Exercise description
Copy the data word for word, keeping every line.

start Dataset

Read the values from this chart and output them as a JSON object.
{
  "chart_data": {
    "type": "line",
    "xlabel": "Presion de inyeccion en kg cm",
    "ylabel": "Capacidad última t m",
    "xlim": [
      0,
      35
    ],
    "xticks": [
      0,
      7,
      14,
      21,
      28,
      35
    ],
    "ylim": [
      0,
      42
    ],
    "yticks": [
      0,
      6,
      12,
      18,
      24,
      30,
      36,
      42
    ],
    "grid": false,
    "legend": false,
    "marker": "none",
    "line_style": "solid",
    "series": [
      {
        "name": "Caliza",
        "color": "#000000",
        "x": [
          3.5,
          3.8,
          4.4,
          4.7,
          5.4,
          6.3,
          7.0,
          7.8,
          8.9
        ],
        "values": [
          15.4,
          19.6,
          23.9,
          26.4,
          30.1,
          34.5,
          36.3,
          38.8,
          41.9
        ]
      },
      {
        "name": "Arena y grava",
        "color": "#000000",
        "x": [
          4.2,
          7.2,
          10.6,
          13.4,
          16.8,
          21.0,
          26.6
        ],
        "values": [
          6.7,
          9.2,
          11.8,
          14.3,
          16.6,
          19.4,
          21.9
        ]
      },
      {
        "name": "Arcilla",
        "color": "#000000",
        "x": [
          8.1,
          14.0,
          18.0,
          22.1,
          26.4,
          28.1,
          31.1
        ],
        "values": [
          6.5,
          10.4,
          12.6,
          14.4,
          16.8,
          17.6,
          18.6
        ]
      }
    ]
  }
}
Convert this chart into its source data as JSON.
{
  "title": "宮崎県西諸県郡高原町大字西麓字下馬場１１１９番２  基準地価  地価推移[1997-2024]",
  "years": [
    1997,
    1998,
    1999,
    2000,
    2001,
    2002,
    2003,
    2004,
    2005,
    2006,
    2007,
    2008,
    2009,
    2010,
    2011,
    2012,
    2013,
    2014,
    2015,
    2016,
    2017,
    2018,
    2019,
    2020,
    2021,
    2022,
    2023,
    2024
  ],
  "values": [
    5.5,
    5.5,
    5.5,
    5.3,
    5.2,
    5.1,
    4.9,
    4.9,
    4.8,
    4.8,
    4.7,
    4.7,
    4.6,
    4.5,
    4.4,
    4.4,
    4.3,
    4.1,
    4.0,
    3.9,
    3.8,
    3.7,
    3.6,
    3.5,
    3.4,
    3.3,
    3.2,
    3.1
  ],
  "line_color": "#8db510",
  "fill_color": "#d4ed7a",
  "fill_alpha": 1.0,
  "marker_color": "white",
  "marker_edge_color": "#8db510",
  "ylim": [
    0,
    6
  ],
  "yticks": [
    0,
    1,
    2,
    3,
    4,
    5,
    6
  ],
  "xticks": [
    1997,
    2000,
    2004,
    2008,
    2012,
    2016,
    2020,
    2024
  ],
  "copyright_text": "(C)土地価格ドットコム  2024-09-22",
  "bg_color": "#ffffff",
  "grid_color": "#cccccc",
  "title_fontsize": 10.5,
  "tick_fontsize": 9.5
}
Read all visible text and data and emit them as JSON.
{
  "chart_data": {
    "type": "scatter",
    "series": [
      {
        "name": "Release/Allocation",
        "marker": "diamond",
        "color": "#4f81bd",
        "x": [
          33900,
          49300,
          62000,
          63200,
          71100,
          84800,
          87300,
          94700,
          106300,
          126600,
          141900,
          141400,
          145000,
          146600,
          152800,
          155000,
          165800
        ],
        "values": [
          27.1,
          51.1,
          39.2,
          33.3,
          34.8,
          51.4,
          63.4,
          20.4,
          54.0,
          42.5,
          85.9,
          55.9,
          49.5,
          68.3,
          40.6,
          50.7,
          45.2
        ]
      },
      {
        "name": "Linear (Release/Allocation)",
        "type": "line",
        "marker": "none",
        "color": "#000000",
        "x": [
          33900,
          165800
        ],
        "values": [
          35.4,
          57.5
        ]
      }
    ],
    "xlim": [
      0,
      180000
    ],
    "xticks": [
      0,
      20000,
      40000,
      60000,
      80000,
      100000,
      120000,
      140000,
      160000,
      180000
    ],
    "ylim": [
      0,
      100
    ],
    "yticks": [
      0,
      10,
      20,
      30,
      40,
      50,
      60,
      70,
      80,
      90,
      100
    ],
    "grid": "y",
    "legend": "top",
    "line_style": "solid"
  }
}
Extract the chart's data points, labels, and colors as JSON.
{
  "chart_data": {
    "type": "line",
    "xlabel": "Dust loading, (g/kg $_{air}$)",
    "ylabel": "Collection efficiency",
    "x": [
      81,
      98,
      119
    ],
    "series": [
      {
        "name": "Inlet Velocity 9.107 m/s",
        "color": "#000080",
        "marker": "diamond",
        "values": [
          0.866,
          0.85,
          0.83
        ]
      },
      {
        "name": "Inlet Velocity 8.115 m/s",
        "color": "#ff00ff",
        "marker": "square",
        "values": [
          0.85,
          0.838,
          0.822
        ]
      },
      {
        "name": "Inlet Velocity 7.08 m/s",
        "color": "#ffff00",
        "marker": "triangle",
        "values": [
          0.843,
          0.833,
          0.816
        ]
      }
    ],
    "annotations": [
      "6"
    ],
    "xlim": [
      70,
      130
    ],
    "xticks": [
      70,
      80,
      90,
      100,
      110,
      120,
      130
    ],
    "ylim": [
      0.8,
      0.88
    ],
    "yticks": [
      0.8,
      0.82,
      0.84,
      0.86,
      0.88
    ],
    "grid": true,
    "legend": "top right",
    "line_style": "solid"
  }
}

end Dataset

Task answer
Read the values from this chart and output them as a JSON object.
{
  "chart_data": {
    "type": "line",
    "xlabel": "Presion de inyeccion en kg cm",
    "ylabel": "Capacidad última t m",
    "xlim": [
      0,
      35
    ],
    "xticks": [
      0,
      7,
      14,
      21,
      28,
      35
    ],
    "ylim": [
      0,
      42
    ],
    "yticks": [
      0,
      6,
      12,
      18,
      24,
      30,
      36,
      42
    ],
    "grid": false,
    "legend": false,
    "marker": "none",
    "line_style": "solid",
    "series": [
      {
        "name": "Caliza",
        "color": "#000000",
        "x": [
          3.5,
          3.8,
          4.4,
          4.7,
          5.4,
          6.3,
          7.0,
          7.8,
          8.9
        ],
        "values": [
          15.4,
          19.6,
          23.9,
          26.4,
          30.1,
          34.5,
          36.3,
          38.8,
          41.9
        ]
      },
      {
        "name": "Arena y grava",
        "color": "#000000",
        "x": [
          4.2,
          7.2,
          10.6,
          13.4,
          16.8,
          21.0,
          26.6
        ],
        "values": [
          6.7,
          9.2,
          11.8,
          14.3,
          16.6,
          19.4,
          21.9
        ]
      },
      {
        "name": "Arcilla",
        "color": "#000000",
        "x": [
          8.1,
          14.0,
          18.0,
          22.1,
          26.4,
          28.1,
          31.1
        ],
        "values": [
          6.5,
          10.4,
          12.6,
          14.4,
          16.8,
          17.6,
          18.6
        ]
      }
    ]
  }
}
Convert this chart into its source data as JSON.
{
  "title": "宮崎県西諸県郡高原町大字西麓字下馬場１１１９番２  基準地価  地価推移[1997-2024]",
  "years": [
    1997,
    1998,
    1999,
    2000,
    2001,
    2002,
    2003,
    2004,
    2005,
    2006,
    2007,
    2008,
    2009,
    2010,
    2011,
    2012,
    2013,
    2014,
    2015,
    2016,
    2017,
    2018,
    2019,
    2020,
    2021,
    2022,
    2023,
    2024
  ],
  "values": [
    5.5,
    5.5,
    5.5,
    5.3,
    5.2,
    5.1,
    4.9,
    4.9,
    4.8,
    4.8,
    4.7,
    4.7,
    4.6,
    4.5,
    4.4,
    4.4,
    4.3,
    4.1,
    4.0,
    3.9,
    3.8,
    3.7,
    3.6,
    3.5,
    3.4,
    3.3,
    3.2,
    3.1
  ],
  "line_color": "#8db510",
  "fill_color": "#d4ed7a",
  "fill_alpha": 1.0,
  "marker_color": "white",
  "marker_edge_color": "#8db510",
  "ylim": [
    0,
    6
  ],
  "yticks": [
    0,
    1,
    2,
    3,
    4,
    5,
    6
  ],
  "xticks": [
    1997,
    2000,
    2004,
    2008,
    2012,
    2016,
    2020,
    2024
  ],
  "copyright_text": "(C)土地価格ドットコム  2024-09-22",
  "bg_color": "#ffffff",
  "grid_color": "#cccccc",
  "title_fontsize": 10.5,
  "tick_fontsize": 9.5
}
Read all visible text and data and emit them as JSON.
{
  "chart_data": {
    "type": "scatter",
    "series": [
      {
        "name": "Release/Allocation",
        "marker": "diamond",
        "color": "#4f81bd",
        "x": [
          33900,
          49300,
          62000,
          63200,
          71100,
          84800,
          87300,
          94700,
          106300,
          126600,
          141900,
          141400,
          145000,
          146600,
          152800,
          155000,
          165800
        ],
        "values": [
          27.1,
          51.1,
          39.2,
          33.3,
          34.8,
          51.4,
          63.4,
          20.4,
          54.0,
          42.5,
          85.9,
          55.9,
          49.5,
          68.3,
          40.6,
          50.7,
          45.2
        ]
      },
      {
        "name": "Linear (Release/Allocation)",
        "type": "line",
        "marker": "none",
        "color": "#000000",
        "x": [
          33900,
          165800
        ],
        "values": [
          35.4,
          57.5
        ]
      }
    ],
    "xlim": [
      0,
      180000
    ],
    "xticks": [
      0,
      20000,
      40000,
      60000,
      80000,
      100000,
      120000,
      140000,
      160000,
      180000
    ],
    "ylim": [
      0,
      100
    ],
    "yticks": [
      0,
      10,
      20,
      30,
      40,
      50,
      60,
      70,
      80,
      90,
      100
    ],
    "grid": "y",
    "legend": "top",
    "line_style": "solid"
  }
}
Extract the chart's data points, labels, and colors as JSON.
{
  "chart_data": {
    "type": "line",
    "xlabel": "Dust loading, (g/kg $_{air}$)",
    "ylabel": "Collection efficiency",
    "x": [
      81,
      98,
      119
    ],
    "series": [
      {
        "name": "Inlet Velocity 9.107 m/s",
        "color": "#000080",
        "marker": "diamond",
        "values": [
          0.866,
          0.85,
          0.83
        ]
      },
      {
        "name": "Inlet Velocity 8.115 m/s",
        "color": "#ff00ff",
        "marker": "square",
        "values": [
          0.85,
          0.838,
          0.822
        ]
      },
      {
        "name": "Inlet Velocity 7.08 m/s",
        "color": "#ffff00",
        "marker": "triangle",
        "values": [
          0.843,
          0.833,
          0.816
        ]
      }
    ],
    "annotations": [
      "6"
    ],
    "xlim": [
      70,
      130
    ],
    "xticks": [
      70,
      80,
      90,
      100,
      110,
      120,
      130
    ],
    "ylim": [
      0.8,
      0.88
    ],
    "yticks": [
      0.8,
      0.82,
      0.84,
      0.86,
      0.88
    ],
    "grid": true,
    "legend": "top right",
    "line_style": "solid"
  }
}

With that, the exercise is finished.